- **STATED PROBLEM**: Repeat every entry word for word, skipping the pictures.

## start RECORD SET

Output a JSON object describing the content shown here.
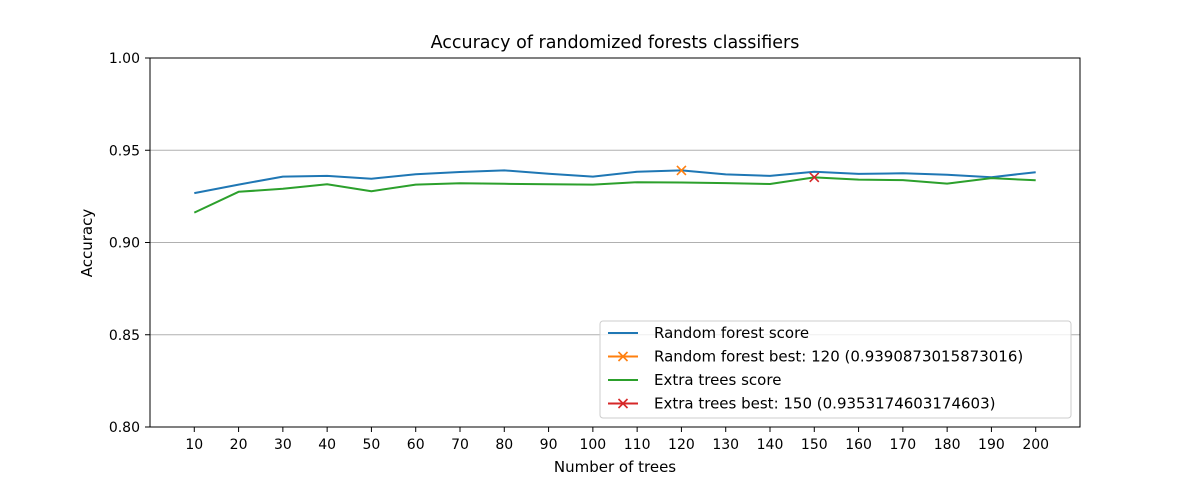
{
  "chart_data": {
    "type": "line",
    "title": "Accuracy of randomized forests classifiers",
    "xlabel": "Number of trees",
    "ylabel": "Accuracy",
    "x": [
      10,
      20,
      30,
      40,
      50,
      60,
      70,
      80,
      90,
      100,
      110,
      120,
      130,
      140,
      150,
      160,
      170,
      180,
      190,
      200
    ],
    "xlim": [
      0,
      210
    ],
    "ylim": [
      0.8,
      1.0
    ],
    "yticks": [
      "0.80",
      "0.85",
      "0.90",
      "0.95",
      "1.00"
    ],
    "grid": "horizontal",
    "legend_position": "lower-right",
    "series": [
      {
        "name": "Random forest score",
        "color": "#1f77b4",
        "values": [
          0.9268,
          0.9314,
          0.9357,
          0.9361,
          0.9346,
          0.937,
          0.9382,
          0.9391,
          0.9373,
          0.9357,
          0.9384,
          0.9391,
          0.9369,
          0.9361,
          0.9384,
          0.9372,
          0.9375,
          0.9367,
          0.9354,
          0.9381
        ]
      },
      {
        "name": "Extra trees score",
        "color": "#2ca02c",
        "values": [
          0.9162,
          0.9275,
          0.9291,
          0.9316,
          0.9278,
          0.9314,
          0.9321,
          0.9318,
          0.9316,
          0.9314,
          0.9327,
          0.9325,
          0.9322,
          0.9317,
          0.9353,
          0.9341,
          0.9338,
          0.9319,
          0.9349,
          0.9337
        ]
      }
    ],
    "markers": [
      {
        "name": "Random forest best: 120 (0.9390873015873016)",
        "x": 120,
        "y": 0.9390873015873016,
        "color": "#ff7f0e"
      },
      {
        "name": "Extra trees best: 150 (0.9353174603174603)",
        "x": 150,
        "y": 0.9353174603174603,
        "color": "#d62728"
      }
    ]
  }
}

## end RECORD SET

- **THE RESULT**:
Output a JSON object describing the content shown here.
{
  "chart_data": {
    "type": "line",
    "title": "Accuracy of randomized forests classifiers",
    "xlabel": "Number of trees",
    "ylabel": "Accuracy",
    "x": [
      10,
      20,
      30,
      40,
      50,
      60,
      70,
      80,
      90,
      100,
      110,
      120,
      130,
      140,
      150,
      160,
      170,
      180,
      190,
      200
    ],
    "xlim": [
      0,
      210
    ],
    "ylim": [
      0.8,
      1.0
    ],
    "yticks": [
      "0.80",
      "0.85",
      "0.90",
      "0.95",
      "1.00"
    ],
    "grid": "horizontal",
    "legend_position": "lower-right",
    "series": [
      {
        "name": "Random forest score",
        "color": "#1f77b4",
        "values": [
          0.9268,
          0.9314,
          0.9357,
          0.9361,
          0.9346,
          0.937,
          0.9382,
          0.9391,
          0.9373,
          0.9357,
          0.9384,
          0.9391,
          0.9369,
          0.9361,
          0.9384,
          0.9372,
          0.9375,
          0.9367,
          0.9354,
          0.9381
        ]
      },
      {
        "name": "Extra trees score",
        "color": "#2ca02c",
        "values": [
          0.9162,
          0.9275,
          0.9291,
          0.9316,
          0.9278,
          0.9314,
          0.9321,
          0.9318,
          0.9316,
          0.9314,
          0.9327,
          0.9325,
          0.9322,
          0.9317,
          0.9353,
          0.9341,
          0.9338,
          0.9319,
          0.9349,
          0.9337
        ]
      }
    ],
    "markers": [
      {
        "name": "Random forest best: 120 (0.9390873015873016)",
        "x": 120,
        "y": 0.9390873015873016,
        "color": "#ff7f0e"
      },
      {
        "name": "Extra trees best: 150 (0.9353174603174603)",
        "x": 150,
        "y": 0.9353174603174603,
        "color": "#d62728"
      }
    ]
  }
}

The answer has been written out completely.